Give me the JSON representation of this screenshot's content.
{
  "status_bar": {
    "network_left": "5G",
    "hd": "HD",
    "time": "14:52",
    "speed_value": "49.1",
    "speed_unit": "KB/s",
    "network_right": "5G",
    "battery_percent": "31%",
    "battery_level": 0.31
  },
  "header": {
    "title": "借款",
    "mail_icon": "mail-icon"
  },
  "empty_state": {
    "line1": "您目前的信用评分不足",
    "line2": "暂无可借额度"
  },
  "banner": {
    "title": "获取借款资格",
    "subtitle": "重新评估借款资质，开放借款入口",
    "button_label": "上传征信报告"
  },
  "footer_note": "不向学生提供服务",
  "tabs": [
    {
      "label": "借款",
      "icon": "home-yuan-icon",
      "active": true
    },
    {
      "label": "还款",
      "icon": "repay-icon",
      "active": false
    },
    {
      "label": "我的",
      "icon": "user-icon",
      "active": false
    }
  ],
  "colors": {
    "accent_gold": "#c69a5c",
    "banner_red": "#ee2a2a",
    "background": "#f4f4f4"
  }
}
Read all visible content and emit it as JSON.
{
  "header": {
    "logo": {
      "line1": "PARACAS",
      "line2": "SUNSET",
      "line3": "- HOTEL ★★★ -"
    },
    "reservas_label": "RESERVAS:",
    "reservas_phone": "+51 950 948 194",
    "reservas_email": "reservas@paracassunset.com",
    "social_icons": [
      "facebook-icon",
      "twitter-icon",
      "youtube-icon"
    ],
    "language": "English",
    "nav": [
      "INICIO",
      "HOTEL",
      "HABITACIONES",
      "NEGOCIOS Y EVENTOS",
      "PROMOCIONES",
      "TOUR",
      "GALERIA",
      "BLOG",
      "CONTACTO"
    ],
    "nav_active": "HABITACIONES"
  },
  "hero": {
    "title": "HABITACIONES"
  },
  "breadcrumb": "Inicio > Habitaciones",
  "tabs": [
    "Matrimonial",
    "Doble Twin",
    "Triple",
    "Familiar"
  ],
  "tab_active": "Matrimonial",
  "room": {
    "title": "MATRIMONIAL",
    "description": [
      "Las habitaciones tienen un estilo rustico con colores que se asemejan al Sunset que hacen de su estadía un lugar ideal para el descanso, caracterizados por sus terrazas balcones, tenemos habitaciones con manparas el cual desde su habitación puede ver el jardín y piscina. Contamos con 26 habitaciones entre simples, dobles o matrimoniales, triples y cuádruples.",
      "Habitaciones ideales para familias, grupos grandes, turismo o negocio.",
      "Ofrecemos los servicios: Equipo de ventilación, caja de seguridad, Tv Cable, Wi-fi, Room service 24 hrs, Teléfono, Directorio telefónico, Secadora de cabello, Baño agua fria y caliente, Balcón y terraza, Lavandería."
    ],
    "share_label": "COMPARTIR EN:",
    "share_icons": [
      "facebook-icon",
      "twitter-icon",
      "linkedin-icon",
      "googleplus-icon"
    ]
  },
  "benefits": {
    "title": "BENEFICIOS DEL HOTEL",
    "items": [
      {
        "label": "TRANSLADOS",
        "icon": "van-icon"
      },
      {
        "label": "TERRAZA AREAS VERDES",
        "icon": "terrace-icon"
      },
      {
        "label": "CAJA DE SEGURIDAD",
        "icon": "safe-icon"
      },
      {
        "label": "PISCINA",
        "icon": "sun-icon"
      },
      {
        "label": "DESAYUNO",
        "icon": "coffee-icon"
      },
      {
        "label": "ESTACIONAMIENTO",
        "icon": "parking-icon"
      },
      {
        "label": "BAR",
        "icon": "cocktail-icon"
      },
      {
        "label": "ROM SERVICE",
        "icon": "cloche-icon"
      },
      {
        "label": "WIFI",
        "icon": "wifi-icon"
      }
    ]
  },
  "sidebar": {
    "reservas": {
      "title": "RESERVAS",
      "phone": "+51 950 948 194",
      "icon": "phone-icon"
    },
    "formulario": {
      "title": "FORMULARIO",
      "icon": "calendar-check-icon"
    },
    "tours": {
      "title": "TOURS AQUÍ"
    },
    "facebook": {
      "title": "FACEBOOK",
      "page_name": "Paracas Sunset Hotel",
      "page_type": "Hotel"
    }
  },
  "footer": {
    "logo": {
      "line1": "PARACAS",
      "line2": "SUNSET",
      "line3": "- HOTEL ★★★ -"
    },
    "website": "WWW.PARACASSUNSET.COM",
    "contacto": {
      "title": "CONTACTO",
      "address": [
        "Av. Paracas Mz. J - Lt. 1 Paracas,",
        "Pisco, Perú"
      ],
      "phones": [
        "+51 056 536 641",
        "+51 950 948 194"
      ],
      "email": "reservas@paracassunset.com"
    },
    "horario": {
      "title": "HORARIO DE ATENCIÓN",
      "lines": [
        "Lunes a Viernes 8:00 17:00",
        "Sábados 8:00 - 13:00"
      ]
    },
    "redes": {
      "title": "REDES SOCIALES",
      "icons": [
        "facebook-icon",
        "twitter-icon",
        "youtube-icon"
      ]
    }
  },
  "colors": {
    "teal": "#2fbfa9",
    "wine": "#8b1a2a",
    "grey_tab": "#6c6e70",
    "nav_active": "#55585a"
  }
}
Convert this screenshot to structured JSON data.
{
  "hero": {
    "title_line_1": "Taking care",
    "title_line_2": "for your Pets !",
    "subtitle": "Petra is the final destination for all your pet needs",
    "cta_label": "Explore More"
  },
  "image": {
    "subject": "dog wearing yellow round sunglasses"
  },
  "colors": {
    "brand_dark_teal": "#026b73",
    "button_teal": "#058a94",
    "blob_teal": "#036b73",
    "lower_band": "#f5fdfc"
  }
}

====================

Set down the entries verbatim, leaving none out.

*Right answer*:
Give me the JSON representation of this screenshot's content.
{
  "status_bar": {
    "network_left": "5G",
    "hd": "HD",
    "time": "14:52",
    "speed_value": "49.1",
    "speed_unit": "KB/s",
    "network_right": "5G",
    "battery_percent": "31%",
    "battery_level": 0.31
  },
  "header": {
    "title": "借款",
    "mail_icon": "mail-icon"
  },
  "empty_state": {
    "line1": "您目前的信用评分不足",
    "line2": "暂无可借额度"
  },
  "banner": {
    "title": "获取借款资格",
    "subtitle": "重新评估借款资质，开放借款入口",
    "button_label": "上传征信报告"
  },
  "footer_note": "不向学生提供服务",
  "tabs": [
    {
      "label": "借款",
      "icon": "home-yuan-icon",
      "active": true
    },
    {
      "label": "还款",
      "icon": "repay-icon",
      "active": false
    },
    {
      "label": "我的",
      "icon": "user-icon",
      "active": false
    }
  ],
  "colors": {
    "accent_gold": "#c69a5c",
    "banner_red": "#ee2a2a",
    "background": "#f4f4f4"
  }
}
Read all visible content and emit it as JSON.
{
  "header": {
    "logo": {
      "line1": "PARACAS",
      "line2": "SUNSET",
      "line3": "- HOTEL ★★★ -"
    },
    "reservas_label": "RESERVAS:",
    "reservas_phone": "+51 950 948 194",
    "reservas_email": "reservas@paracassunset.com",
    "social_icons": [
      "facebook-icon",
      "twitter-icon",
      "youtube-icon"
    ],
    "language": "English",
    "nav": [
      "INICIO",
      "HOTEL",
      "HABITACIONES",
      "NEGOCIOS Y EVENTOS",
      "PROMOCIONES",
      "TOUR",
      "GALERIA",
      "BLOG",
      "CONTACTO"
    ],
    "nav_active": "HABITACIONES"
  },
  "hero": {
    "title": "HABITACIONES"
  },
  "breadcrumb": "Inicio > Habitaciones",
  "tabs": [
    "Matrimonial",
    "Doble Twin",
    "Triple",
    "Familiar"
  ],
  "tab_active": "Matrimonial",
  "room": {
    "title": "MATRIMONIAL",
    "description": [
      "Las habitaciones tienen un estilo rustico con colores que se asemejan al Sunset que hacen de su estadía un lugar ideal para el descanso, caracterizados por sus terrazas balcones, tenemos habitaciones con manparas el cual desde su habitación puede ver el jardín y piscina. Contamos con 26 habitaciones entre simples, dobles o matrimoniales, triples y cuádruples.",
      "Habitaciones ideales para familias, grupos grandes, turismo o negocio.",
      "Ofrecemos los servicios: Equipo de ventilación, caja de seguridad, Tv Cable, Wi-fi, Room service 24 hrs, Teléfono, Directorio telefónico, Secadora de cabello, Baño agua fria y caliente, Balcón y terraza, Lavandería."
    ],
    "share_label": "COMPARTIR EN:",
    "share_icons": [
      "facebook-icon",
      "twitter-icon",
      "linkedin-icon",
      "googleplus-icon"
    ]
  },
  "benefits": {
    "title": "BENEFICIOS DEL HOTEL",
    "items": [
      {
        "label": "TRANSLADOS",
        "icon": "van-icon"
      },
      {
        "label": "TERRAZA AREAS VERDES",
        "icon": "terrace-icon"
      },
      {
        "label": "CAJA DE SEGURIDAD",
        "icon": "safe-icon"
      },
      {
        "label": "PISCINA",
        "icon": "sun-icon"
      },
      {
        "label": "DESAYUNO",
        "icon": "coffee-icon"
      },
      {
        "label": "ESTACIONAMIENTO",
        "icon": "parking-icon"
      },
      {
        "label": "BAR",
        "icon": "cocktail-icon"
      },
      {
        "label": "ROM SERVICE",
        "icon": "cloche-icon"
      },
      {
        "label": "WIFI",
        "icon": "wifi-icon"
      }
    ]
  },
  "sidebar": {
    "reservas": {
      "title": "RESERVAS",
      "phone": "+51 950 948 194",
      "icon": "phone-icon"
    },
    "formulario": {
      "title": "FORMULARIO",
      "icon": "calendar-check-icon"
    },
    "tours": {
      "title": "TOURS AQUÍ"
    },
    "facebook": {
      "title": "FACEBOOK",
      "page_name": "Paracas Sunset Hotel",
      "page_type": "Hotel"
    }
  },
  "footer": {
    "logo": {
      "line1": "PARACAS",
      "line2": "SUNSET",
      "line3": "- HOTEL ★★★ -"
    },
    "website": "WWW.PARACASSUNSET.COM",
    "contacto": {
      "title": "CONTACTO",
      "address": [
        "Av. Paracas Mz. J - Lt. 1 Paracas,",
        "Pisco, Perú"
      ],
      "phones": [
        "+51 056 536 641",
        "+51 950 948 194"
      ],
      "email": "reservas@paracassunset.com"
    },
    "horario": {
      "title": "HORARIO DE ATENCIÓN",
      "lines": [
        "Lunes a Viernes 8:00 17:00",
        "Sábados 8:00 - 13:00"
      ]
    },
    "redes": {
      "title": "REDES SOCIALES",
      "icons": [
        "facebook-icon",
        "twitter-icon",
        "youtube-icon"
      ]
    }
  },
  "colors": {
    "teal": "#2fbfa9",
    "wine": "#8b1a2a",
    "grey_tab": "#6c6e70",
    "nav_active": "#55585a"
  }
}
Convert this screenshot to structured JSON data.
{
  "hero": {
    "title_line_1": "Taking care",
    "title_line_2": "for your Pets !",
    "subtitle": "Petra is the final destination for all your pet needs",
    "cta_label": "Explore More"
  },
  "image": {
    "subject": "dog wearing yellow round sunglasses"
  },
  "colors": {
    "brand_dark_teal": "#026b73",
    "button_teal": "#058a94",
    "blob_teal": "#036b73",
    "lower_band": "#f5fdfc"
  }
}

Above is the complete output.